■ Task to carry out ■
Copy the records below exactly, leaving out any pictures.

■ Input records ■
--- Begin ---
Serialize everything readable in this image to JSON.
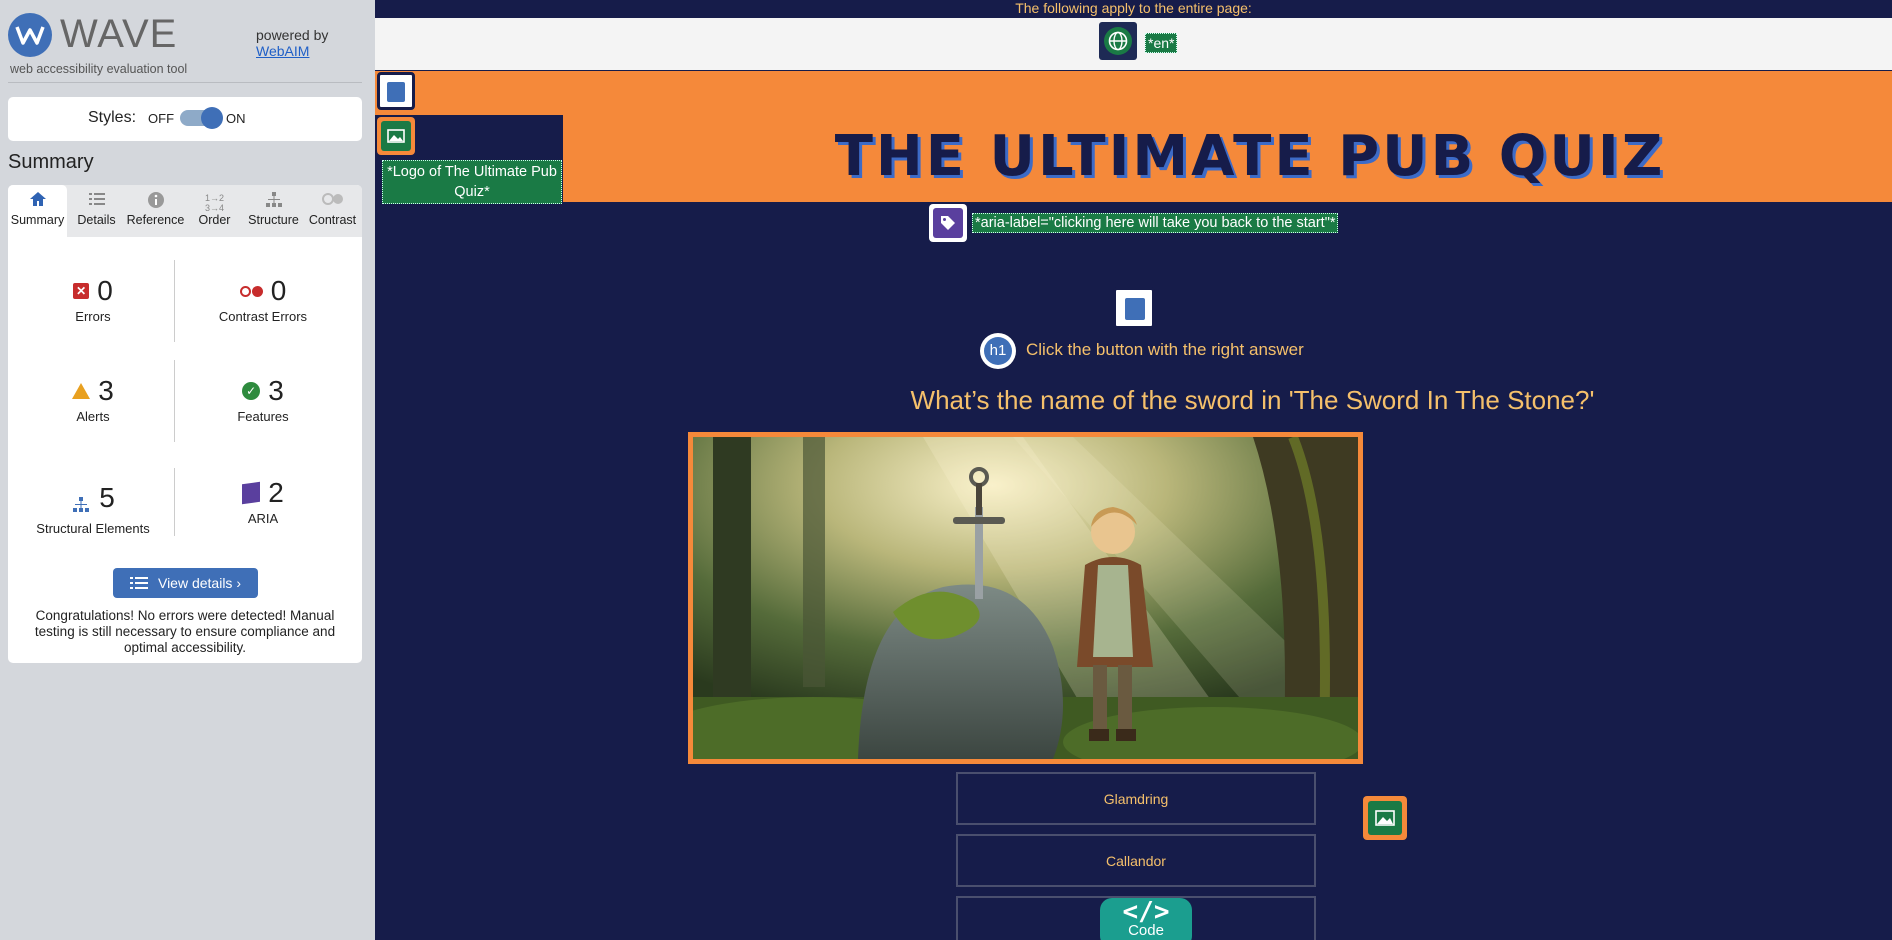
{
  "wave": {
    "brand": "WAVE",
    "tagline": "web accessibility evaluation tool",
    "powered_by": "powered by",
    "webaim_link": "WebAIM",
    "styles_label": "Styles:",
    "styles_off": "OFF",
    "styles_on": "ON",
    "summary_title": "Summary",
    "tabs": [
      {
        "label": "Summary",
        "icon": "home-icon",
        "active": true
      },
      {
        "label": "Details",
        "icon": "list-icon"
      },
      {
        "label": "Reference",
        "icon": "info-icon"
      },
      {
        "label": "Order",
        "icon": "order-icon"
      },
      {
        "label": "Structure",
        "icon": "structure-icon"
      },
      {
        "label": "Contrast",
        "icon": "contrast-icon"
      }
    ],
    "stats": {
      "errors": {
        "value": "0",
        "label": "Errors"
      },
      "contrast_errors": {
        "value": "0",
        "label": "Contrast Errors"
      },
      "alerts": {
        "value": "3",
        "label": "Alerts"
      },
      "features": {
        "value": "3",
        "label": "Features"
      },
      "structural": {
        "value": "5",
        "label": "Structural Elements"
      },
      "aria": {
        "value": "2",
        "label": "ARIA"
      }
    },
    "view_details": "View details ›",
    "congrats": "Congratulations! No errors were detected! Manual testing is still necessary to ensure compliance and optimal accessibility.",
    "colors": {
      "accent": "#3f6fb7",
      "error": "#c72c2c",
      "alert": "#e8a020",
      "feature": "#2e8b3e",
      "aria": "#5a3f9e"
    }
  },
  "page": {
    "apply_text": "The following apply to the entire page:",
    "lang_label": "*en*",
    "site_title": "THE ULTIMATE PUB QUIZ",
    "logo_alt_label": "*Logo of The Ultimate Pub Quiz*",
    "aria_label_text": "*aria-label=\"clicking here will take you back to the start\"*",
    "h1_badge": "h1",
    "h1_text": "Click the button with the right answer",
    "question": "What’s the name of the sword in 'The Sword In The Stone?'",
    "answers": [
      "Glamdring",
      "Callandor"
    ],
    "code_button": "Code",
    "colors": {
      "background": "#161c4a",
      "header": "#f5893a",
      "text": "#f5c06b",
      "wave_green": "#1a7a45"
    }
  }
}
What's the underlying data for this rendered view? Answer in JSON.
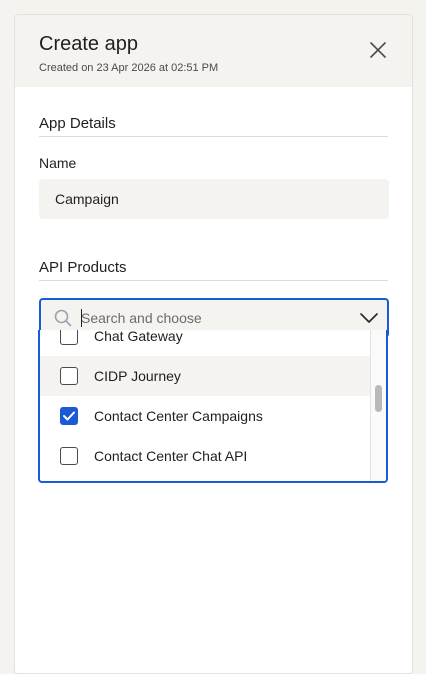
{
  "panel": {
    "title": "Create app",
    "subtitle": "Created on 23 Apr 2026 at 02:51 PM"
  },
  "app_details": {
    "section_title": "App Details",
    "name_label": "Name",
    "name_value": "Campaign"
  },
  "api_products": {
    "section_title": "API Products",
    "search_placeholder": "Search and choose",
    "options": [
      {
        "label": "Chat Gateway",
        "checked": false
      },
      {
        "label": "CIDP Journey",
        "checked": false
      },
      {
        "label": "Contact Center Campaigns",
        "checked": true
      },
      {
        "label": "Contact Center Chat API",
        "checked": false
      }
    ]
  },
  "colors": {
    "accent": "#1a5ad7",
    "surface": "#f4f3ef"
  },
  "icons": {
    "close": "close-icon",
    "search": "search-icon",
    "chevron": "chevron-down-icon",
    "check": "check-icon"
  }
}
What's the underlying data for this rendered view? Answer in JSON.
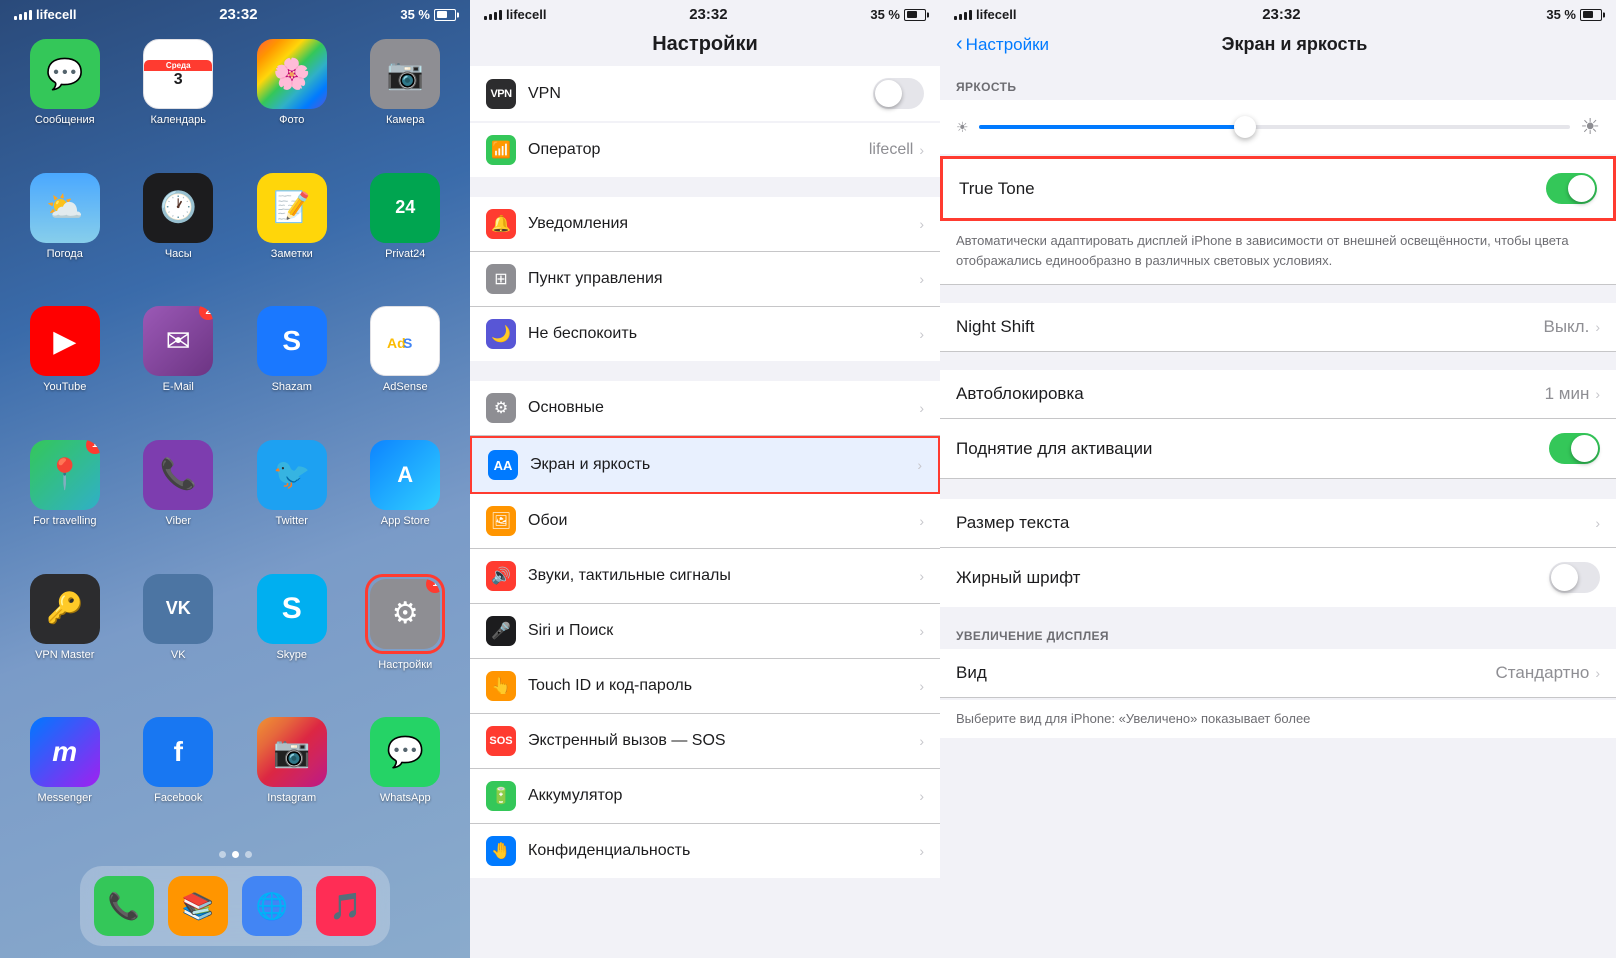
--- End ---
■ Solution to the problem ■
Serialize everything readable in this image to JSON.
{
  "wave": {
    "brand": "WAVE",
    "tagline": "web accessibility evaluation tool",
    "powered_by": "powered by",
    "webaim_link": "WebAIM",
    "styles_label": "Styles:",
    "styles_off": "OFF",
    "styles_on": "ON",
    "summary_title": "Summary",
    "tabs": [
      {
        "label": "Summary",
        "icon": "home-icon",
        "active": true
      },
      {
        "label": "Details",
        "icon": "list-icon"
      },
      {
        "label": "Reference",
        "icon": "info-icon"
      },
      {
        "label": "Order",
        "icon": "order-icon"
      },
      {
        "label": "Structure",
        "icon": "structure-icon"
      },
      {
        "label": "Contrast",
        "icon": "contrast-icon"
      }
    ],
    "stats": {
      "errors": {
        "value": "0",
        "label": "Errors"
      },
      "contrast_errors": {
        "value": "0",
        "label": "Contrast Errors"
      },
      "alerts": {
        "value": "3",
        "label": "Alerts"
      },
      "features": {
        "value": "3",
        "label": "Features"
      },
      "structural": {
        "value": "5",
        "label": "Structural Elements"
      },
      "aria": {
        "value": "2",
        "label": "ARIA"
      }
    },
    "view_details": "View details ›",
    "congrats": "Congratulations! No errors were detected! Manual testing is still necessary to ensure compliance and optimal accessibility.",
    "colors": {
      "accent": "#3f6fb7",
      "error": "#c72c2c",
      "alert": "#e8a020",
      "feature": "#2e8b3e",
      "aria": "#5a3f9e"
    }
  },
  "page": {
    "apply_text": "The following apply to the entire page:",
    "lang_label": "*en*",
    "site_title": "THE ULTIMATE PUB QUIZ",
    "logo_alt_label": "*Logo of The Ultimate Pub Quiz*",
    "aria_label_text": "*aria-label=\"clicking here will take you back to the start\"*",
    "h1_badge": "h1",
    "h1_text": "Click the button with the right answer",
    "question": "What’s the name of the sword in 'The Sword In The Stone?'",
    "answers": [
      "Glamdring",
      "Callandor"
    ],
    "code_button": "Code",
    "colors": {
      "background": "#161c4a",
      "header": "#f5893a",
      "text": "#f5c06b",
      "wave_green": "#1a7a45"
    }
  }
}
What's the underlying data for this rendered view? Answer in JSON.
{
  "panel": {
    "title": "Create app",
    "subtitle": "Created on 23 Apr 2026 at 02:51 PM"
  },
  "app_details": {
    "section_title": "App Details",
    "name_label": "Name",
    "name_value": "Campaign"
  },
  "api_products": {
    "section_title": "API Products",
    "search_placeholder": "Search and choose",
    "options": [
      {
        "label": "Chat Gateway",
        "checked": false
      },
      {
        "label": "CIDP Journey",
        "checked": false
      },
      {
        "label": "Contact Center Campaigns",
        "checked": true
      },
      {
        "label": "Contact Center Chat API",
        "checked": false
      }
    ]
  },
  "colors": {
    "accent": "#1a5ad7",
    "surface": "#f4f3ef"
  },
  "icons": {
    "close": "close-icon",
    "search": "search-icon",
    "chevron": "chevron-down-icon",
    "check": "check-icon"
  }
}
What's the underlying data for this rendered view? Answer in JSON.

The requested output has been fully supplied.